Collection entries:
══════

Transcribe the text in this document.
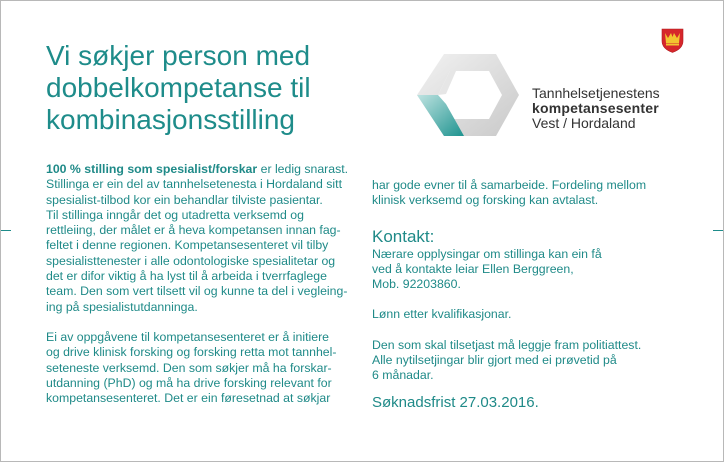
Vi søkjer person med
dobbelkompetanse til
kombinasjonsstilling
Tannhelsetjenestens
kompetansesenter
Vest / Hordaland
100 % stilling som spesialist/forskar er ledig snarast.
Stillinga er ein del av tannhelsetenesta i Hordaland sitt
spesialist-tilbod kor ein behandlar tilviste pasientar.
Til stillinga inngår det og utadretta verksemd og
rettleiing, der målet er å heva kompetansen innan fag-
feltet i denne regionen. Kompetansesenteret vil tilby
spesialisttenester i alle odontologiske spesialitetar og
det er difor viktig å ha lyst til å arbeida i tverrfaglege
team. Den som vert tilsett vil og kunne ta del i vegleing-
ing på spesialistutdanninga.
Ei av oppgåvene til kompetansesenteret er å initiere
og drive klinisk forsking og forsking retta mot tannhel-
seteneste verksemd. Den som søkjer må ha forskar-
utdanning (PhD) og må ha drive forsking relevant for
kompetansesenteret. Det er ein føresetnad at søkjar
har gode evner til å samarbeide. Fordeling mellom
klinisk verksemd og forsking kan avtalast.
Kontakt:
Nærare opplysingar om stillinga kan ein få
ved å kontakte leiar Ellen Berggreen,
Mob. 92203860.
Lønn etter kvalifikasjonar.
Den som skal tilsetjast må leggje fram politiattest.
Alle nytilsetjingar blir gjort med ei prøvetid på
6 månadar.
Søknadsfrist 27.03.2016.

══════

=== Stated problem ===
Reproduce all of the entries word for word, skipping any pictures they hold.

=== In response ===
Transcribe the text in this document.
Vi søkjer person med
dobbelkompetanse til
kombinasjonsstilling
Tannhelsetjenestens
kompetansesenter
Vest / Hordaland
100 % stilling som spesialist/forskar er ledig snarast.
Stillinga er ein del av tannhelsetenesta i Hordaland sitt
spesialist-tilbod kor ein behandlar tilviste pasientar.
Til stillinga inngår det og utadretta verksemd og
rettleiing, der målet er å heva kompetansen innan fag-
feltet i denne regionen. Kompetansesenteret vil tilby
spesialisttenester i alle odontologiske spesialitetar og
det er difor viktig å ha lyst til å arbeida i tverrfaglege
team. Den som vert tilsett vil og kunne ta del i vegleing-
ing på spesialistutdanninga.
Ei av oppgåvene til kompetansesenteret er å initiere
og drive klinisk forsking og forsking retta mot tannhel-
seteneste verksemd. Den som søkjer må ha forskar-
utdanning (PhD) og må ha drive forsking relevant for
kompetansesenteret. Det er ein føresetnad at søkjar
har gode evner til å samarbeide. Fordeling mellom
klinisk verksemd og forsking kan avtalast.
Kontakt:
Nærare opplysingar om stillinga kan ein få
ved å kontakte leiar Ellen Berggreen,
Mob. 92203860.
Lønn etter kvalifikasjonar.
Den som skal tilsetjast må leggje fram politiattest.
Alle nytilsetjingar blir gjort med ei prøvetid på
6 månadar.
Søknadsfrist 27.03.2016.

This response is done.